# Required task:
Give back the records below exactly, every one, with no pictures.

# Available data:

* start *

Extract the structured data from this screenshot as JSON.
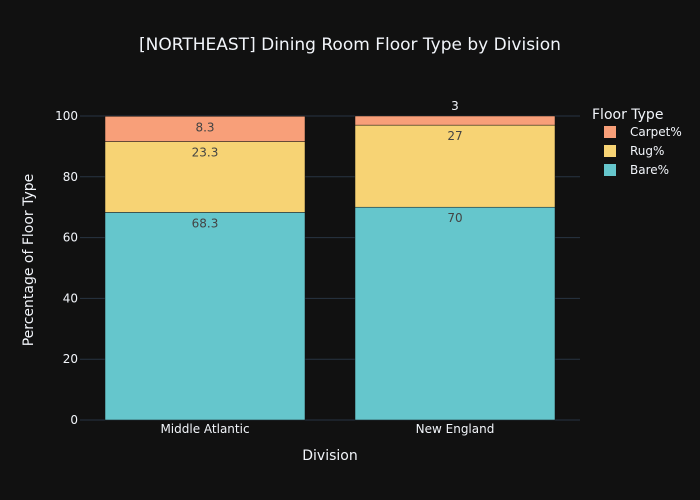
{
  "chart_data": {
    "type": "bar",
    "stacked": true,
    "title": "[NORTHEAST] Dining Room Floor Type by Division",
    "xlabel": "Division",
    "ylabel": "Percentage of Floor Type",
    "categories": [
      "Middle Atlantic",
      "New England"
    ],
    "ylim": [
      0,
      100
    ],
    "yticks": [
      0,
      20,
      40,
      60,
      80,
      100
    ],
    "grid": true,
    "legend": {
      "title": "Floor Type",
      "placement": "top-right"
    },
    "series": [
      {
        "name": "Bare%",
        "values": [
          68.3,
          70
        ],
        "color": "#65c6cc",
        "labels": [
          "68.3",
          "70"
        ]
      },
      {
        "name": "Rug%",
        "values": [
          23.3,
          27
        ],
        "color": "#f7d374",
        "labels": [
          "23.3",
          "27"
        ]
      },
      {
        "name": "Carpet%",
        "values": [
          8.3,
          3
        ],
        "color": "#f89f79",
        "labels": [
          "8.3",
          "3"
        ]
      }
    ],
    "legend_order": [
      "Carpet%",
      "Rug%",
      "Bare%"
    ]
  },
  "colors": {
    "background": "#111111",
    "text": "#f2f5fa",
    "grid": "#283442",
    "inner_label": "#444444"
  }
}
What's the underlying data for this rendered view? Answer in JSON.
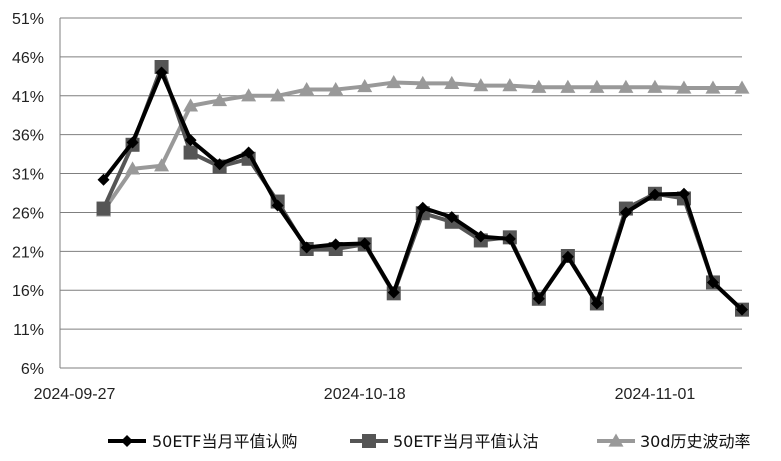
{
  "chart_data": {
    "type": "line",
    "title": "",
    "xlabel": "",
    "ylabel": "",
    "ylim": [
      6,
      51
    ],
    "yticks": [
      6,
      11,
      16,
      21,
      26,
      31,
      36,
      41,
      46,
      51
    ],
    "ytick_labels": [
      "6%",
      "11%",
      "16%",
      "21%",
      "26%",
      "31%",
      "36%",
      "41%",
      "46%",
      "51%"
    ],
    "x": [
      "2024-09-27",
      "2024-09-30",
      "2024-10-08",
      "2024-10-09",
      "2024-10-10",
      "2024-10-11",
      "2024-10-14",
      "2024-10-15",
      "2024-10-16",
      "2024-10-17",
      "2024-10-18",
      "2024-10-21",
      "2024-10-22",
      "2024-10-23",
      "2024-10-24",
      "2024-10-25",
      "2024-10-28",
      "2024-10-29",
      "2024-10-30",
      "2024-10-31",
      "2024-11-01",
      "2024-11-04",
      "2024-11-05",
      "2024-11-06"
    ],
    "xtick_labels": [
      {
        "index": 0,
        "label": "2024-09-27"
      },
      {
        "index": 10,
        "label": "2024-10-18"
      },
      {
        "index": 20,
        "label": "2024-11-01"
      }
    ],
    "grid": "horizontal",
    "legend_position": "bottom",
    "series": [
      {
        "name": "50ETF当月平值认购",
        "color": "#000000",
        "marker": "diamond",
        "values": [
          null,
          30.2,
          35.0,
          44.0,
          35.3,
          32.2,
          33.7,
          26.9,
          21.5,
          21.9,
          22.0,
          15.7,
          26.6,
          25.4,
          22.9,
          22.6,
          14.9,
          20.3,
          14.3,
          26.0,
          28.3,
          28.4,
          17.0,
          13.5
        ]
      },
      {
        "name": "50ETF当月平值认沽",
        "color": "#555555",
        "marker": "square",
        "values": [
          null,
          26.5,
          34.7,
          44.7,
          33.7,
          31.9,
          32.9,
          27.4,
          21.3,
          21.3,
          21.9,
          15.6,
          25.9,
          24.8,
          22.4,
          22.8,
          14.9,
          20.4,
          14.3,
          26.5,
          28.4,
          27.8,
          17.0,
          13.5
        ]
      },
      {
        "name": "30d历史波动率",
        "color": "#999999",
        "marker": "triangle",
        "values": [
          null,
          26.2,
          31.6,
          32.0,
          39.7,
          40.4,
          41.0,
          41.0,
          41.8,
          41.8,
          42.2,
          42.7,
          42.6,
          42.6,
          42.3,
          42.3,
          42.1,
          42.1,
          42.1,
          42.1,
          42.1,
          42.0,
          42.0,
          42.0
        ]
      }
    ]
  }
}
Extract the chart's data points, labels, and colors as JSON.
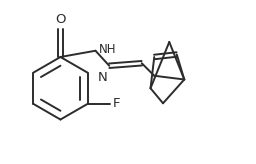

* end *

# Exercise response:
Extract the structured data from this screenshot as JSON.
{
  "chart_data": {
    "type": "bar",
    "stacked": true,
    "title": "[NORTHEAST] Dining Room Floor Type by Division",
    "xlabel": "Division",
    "ylabel": "Percentage of Floor Type",
    "categories": [
      "Middle Atlantic",
      "New England"
    ],
    "ylim": [
      0,
      100
    ],
    "yticks": [
      0,
      20,
      40,
      60,
      80,
      100
    ],
    "grid": true,
    "legend": {
      "title": "Floor Type",
      "placement": "top-right"
    },
    "series": [
      {
        "name": "Bare%",
        "values": [
          68.3,
          70
        ],
        "color": "#65c6cc",
        "labels": [
          "68.3",
          "70"
        ]
      },
      {
        "name": "Rug%",
        "values": [
          23.3,
          27
        ],
        "color": "#f7d374",
        "labels": [
          "23.3",
          "27"
        ]
      },
      {
        "name": "Carpet%",
        "values": [
          8.3,
          3
        ],
        "color": "#f89f79",
        "labels": [
          "8.3",
          "3"
        ]
      }
    ],
    "legend_order": [
      "Carpet%",
      "Rug%",
      "Bare%"
    ]
  },
  "colors": {
    "background": "#111111",
    "text": "#f2f5fa",
    "grid": "#283442",
    "inner_label": "#444444"
  }
}
What's the underlying data for this rendered view? Answer in JSON.
{
  "chart_data": {
    "type": "line",
    "title": "",
    "xlabel": "",
    "ylabel": "",
    "ylim": [
      6,
      51
    ],
    "yticks": [
      6,
      11,
      16,
      21,
      26,
      31,
      36,
      41,
      46,
      51
    ],
    "ytick_labels": [
      "6%",
      "11%",
      "16%",
      "21%",
      "26%",
      "31%",
      "36%",
      "41%",
      "46%",
      "51%"
    ],
    "x": [
      "2024-09-27",
      "2024-09-30",
      "2024-10-08",
      "2024-10-09",
      "2024-10-10",
      "2024-10-11",
      "2024-10-14",
      "2024-10-15",
      "2024-10-16",
      "2024-10-17",
      "2024-10-18",
      "2024-10-21",
      "2024-10-22",
      "2024-10-23",
      "2024-10-24",
      "2024-10-25",
      "2024-10-28",
      "2024-10-29",
      "2024-10-30",
      "2024-10-31",
      "2024-11-01",
      "2024-11-04",
      "2024-11-05",
      "2024-11-06"
    ],
    "xtick_labels": [
      {
        "index": 0,
        "label": "2024-09-27"
      },
      {
        "index": 10,
        "label": "2024-10-18"
      },
      {
        "index": 20,
        "label": "2024-11-01"
      }
    ],
    "grid": "horizontal",
    "legend_position": "bottom",
    "series": [
      {
        "name": "50ETF当月平值认购",
        "color": "#000000",
        "marker": "diamond",
        "values": [
          null,
          30.2,
          35.0,
          44.0,
          35.3,
          32.2,
          33.7,
          26.9,
          21.5,
          21.9,
          22.0,
          15.7,
          26.6,
          25.4,
          22.9,
          22.6,
          14.9,
          20.3,
          14.3,
          26.0,
          28.3,
          28.4,
          17.0,
          13.5
        ]
      },
      {
        "name": "50ETF当月平值认沽",
        "color": "#555555",
        "marker": "square",
        "values": [
          null,
          26.5,
          34.7,
          44.7,
          33.7,
          31.9,
          32.9,
          27.4,
          21.3,
          21.3,
          21.9,
          15.6,
          25.9,
          24.8,
          22.4,
          22.8,
          14.9,
          20.4,
          14.3,
          26.5,
          28.4,
          27.8,
          17.0,
          13.5
        ]
      },
      {
        "name": "30d历史波动率",
        "color": "#999999",
        "marker": "triangle",
        "values": [
          null,
          26.2,
          31.6,
          32.0,
          39.7,
          40.4,
          41.0,
          41.0,
          41.8,
          41.8,
          42.2,
          42.7,
          42.6,
          42.6,
          42.3,
          42.3,
          42.1,
          42.1,
          42.1,
          42.1,
          42.1,
          42.0,
          42.0,
          42.0
        ]
      }
    ]
  }
}
Extract the chart's data points, labels, and colors as JSON.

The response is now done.